» **What you are asked to do**
Report the number of lines in these entries that contain "content". Write only the number.

===

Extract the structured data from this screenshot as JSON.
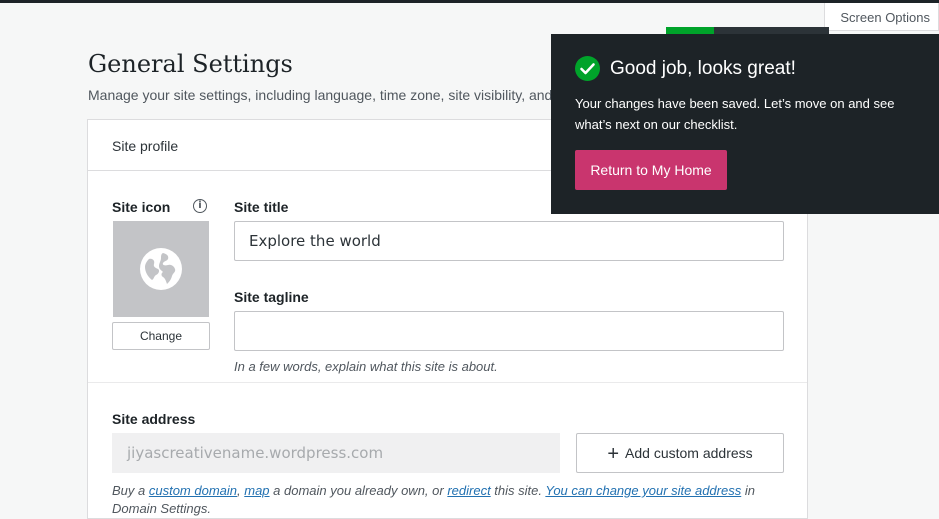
{
  "header": {
    "screen_options": "Screen Options"
  },
  "page": {
    "title": "General Settings",
    "subtitle": "Manage your site settings, including language, time zone, site visibility, and"
  },
  "site_profile": {
    "section_title": "Site profile",
    "site_icon_label": "Site icon",
    "info_icon": "i",
    "change_button": "Change",
    "site_title_label": "Site title",
    "site_title_value": "Explore the world",
    "site_tagline_label": "Site tagline",
    "site_tagline_value": "",
    "tagline_help": "In a few words, explain what this site is about.",
    "site_address_label": "Site address",
    "site_address_value": "jiyascreativename.wordpress.com",
    "add_custom_address": "Add custom address",
    "address_help": {
      "prefix": "Buy a ",
      "custom_domain": "custom domain",
      "comma": ", ",
      "map": "map",
      "middle": " a domain you already own, or ",
      "redirect": "redirect",
      "suffix": " this site. ",
      "change_link": "You can change your site address",
      "trailing": " in Domain Settings."
    }
  },
  "toast": {
    "title": "Good job, looks great!",
    "body": "Your changes have been saved. Let’s move on and see what’s next on our checklist.",
    "button": "Return to My Home"
  },
  "colors": {
    "accent_pink": "#c9356e",
    "success_green": "#00a32a",
    "toast_bg": "#1d2327",
    "link_blue": "#2271b1"
  },
  "icons": {
    "site_icon_placeholder": "globe-icon",
    "toast_icon": "checkmark-icon",
    "add_icon": "plus-icon"
  }
}
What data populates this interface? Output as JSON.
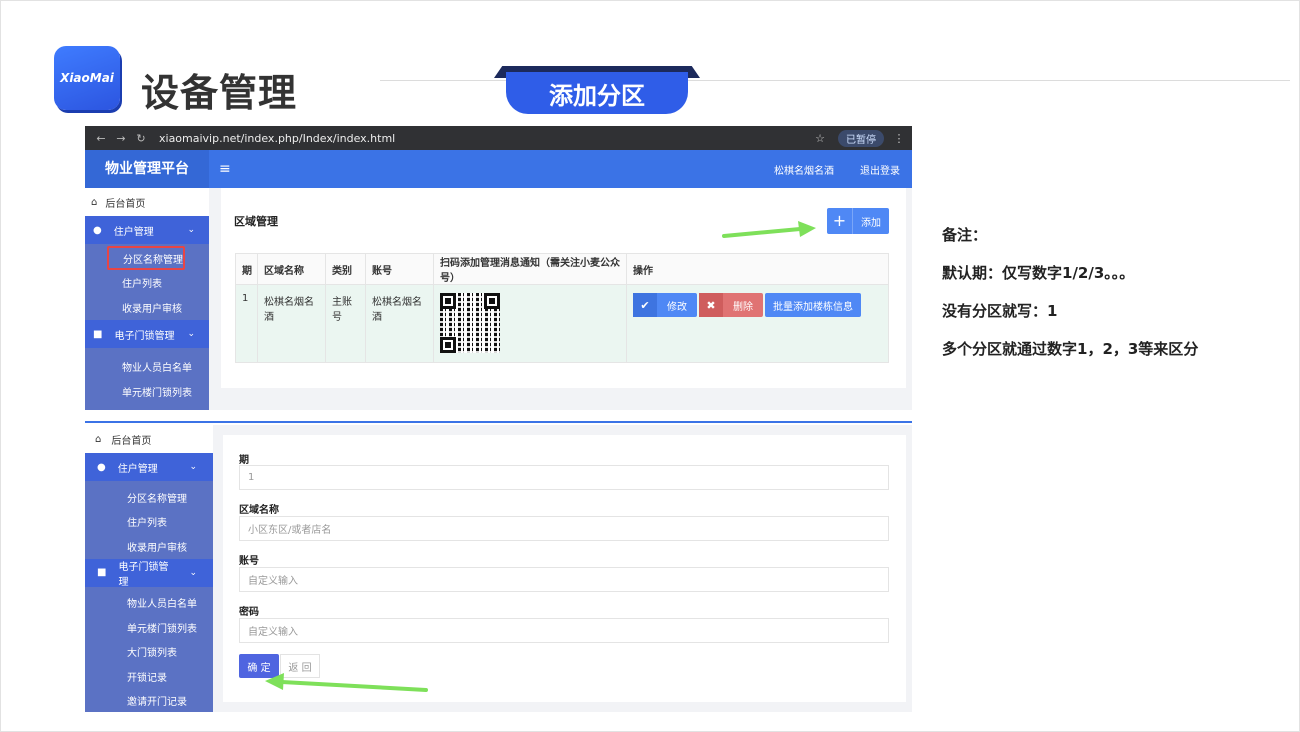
{
  "header": {
    "logo_text": "XiaoMai",
    "title": "设备管理",
    "banner_tab": "添加分区"
  },
  "browser": {
    "url": "xiaomaivip.net/index.php/Index/index.html",
    "paused_label": "已暂停"
  },
  "app": {
    "brand": "物业管理平台",
    "menu_icon": "≡",
    "user": "松棋名烟名酒",
    "logout": "退出登录"
  },
  "sidebar": {
    "home": "后台首页",
    "group1": "住户管理",
    "group1_items": [
      "分区名称管理",
      "住户列表",
      "收录用户审核"
    ],
    "group2": "电子门锁管理",
    "group2_items": [
      "物业人员白名单",
      "单元楼门锁列表"
    ]
  },
  "area": {
    "section_title": "区域管理",
    "add_label": "添加",
    "columns": [
      "期",
      "区域名称",
      "类别",
      "账号",
      "扫码添加管理消息通知（需关注小麦公众号）",
      "操作"
    ],
    "row": {
      "period": "1",
      "name": "松棋名烟名酒",
      "type": "主账号",
      "account": "松棋名烟名酒"
    },
    "ops": {
      "edit": "修改",
      "delete": "删除",
      "batch": "批量添加楼栋信息"
    }
  },
  "sidebar2": {
    "home": "后台首页",
    "group1": "住户管理",
    "group1_items": [
      "分区名称管理",
      "住户列表",
      "收录用户审核"
    ],
    "group2": "电子门锁管理",
    "group2_items": [
      "物业人员白名单",
      "单元楼门锁列表",
      "大门锁列表",
      "开锁记录",
      "邀请开门记录"
    ]
  },
  "form": {
    "fields": [
      {
        "label": "期",
        "placeholder": "1"
      },
      {
        "label": "区域名称",
        "placeholder": "小区东区/或者店名"
      },
      {
        "label": "账号",
        "placeholder": "自定义输入"
      },
      {
        "label": "密码",
        "placeholder": "自定义输入"
      }
    ],
    "ok": "确 定",
    "back": "返 回"
  },
  "notes": [
    "备注：",
    "默认期：仅写数字1/2/3。。。",
    "没有分区就写：1",
    "多个分区就通过数字1，2，3等来区分"
  ],
  "colors": {
    "primary": "#3b73e6",
    "sidebar": "#5b72c4",
    "danger": "#e07373",
    "arrow": "#7ee05a"
  }
}
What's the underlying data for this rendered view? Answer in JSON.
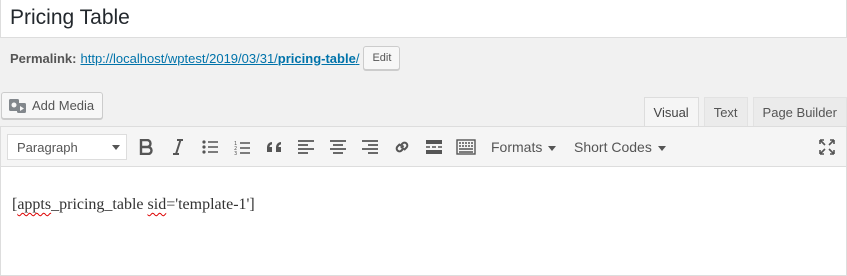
{
  "post": {
    "title": "Pricing Table"
  },
  "permalink": {
    "label": "Permalink:",
    "url_base": "http://localhost/wptest/2019/03/31/",
    "url_slug": "pricing-table",
    "url_tail": "/",
    "edit_label": "Edit"
  },
  "media": {
    "add_label": "Add Media",
    "icon": "add-media-icon"
  },
  "tabs": [
    {
      "label": "Visual",
      "active": true
    },
    {
      "label": "Text",
      "active": false
    },
    {
      "label": "Page Builder",
      "active": false
    }
  ],
  "toolbar": {
    "format_value": "Paragraph",
    "formats_label": "Formats",
    "shortcodes_label": "Short Codes",
    "icons": [
      "bold-icon",
      "italic-icon",
      "bullet-list-icon",
      "numbered-list-icon",
      "blockquote-icon",
      "align-left-icon",
      "align-center-icon",
      "align-right-icon",
      "link-icon",
      "read-more-icon",
      "toolbar-toggle-icon",
      "fullscreen-icon"
    ]
  },
  "content": {
    "part1": "[",
    "word1": "appts",
    "part2": "_pricing_table ",
    "word2": "sid",
    "part3": "='template-1']"
  }
}
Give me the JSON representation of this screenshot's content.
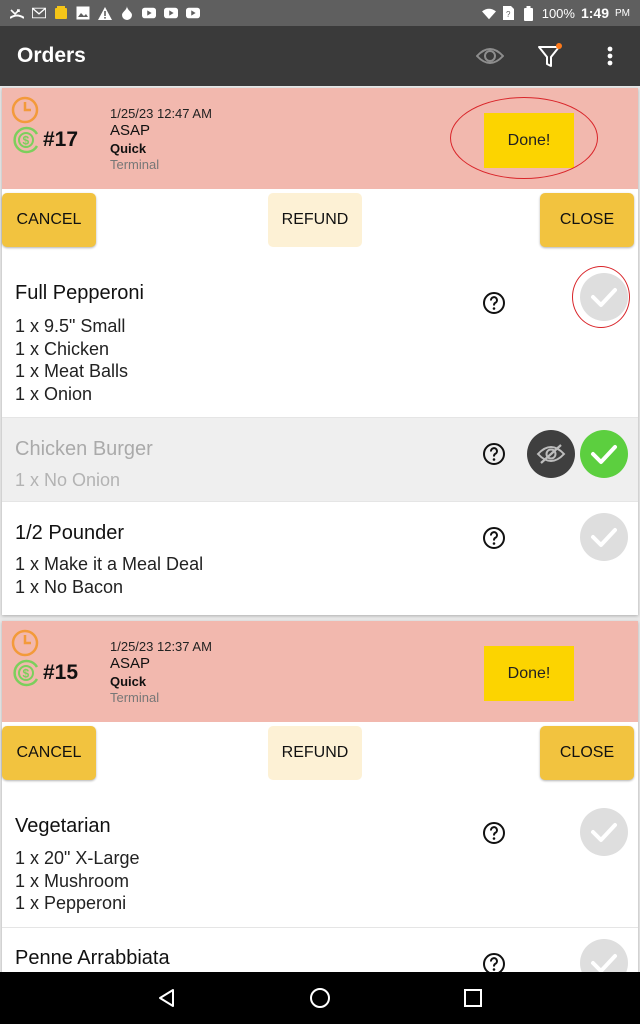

===

» **Finished exercise**
2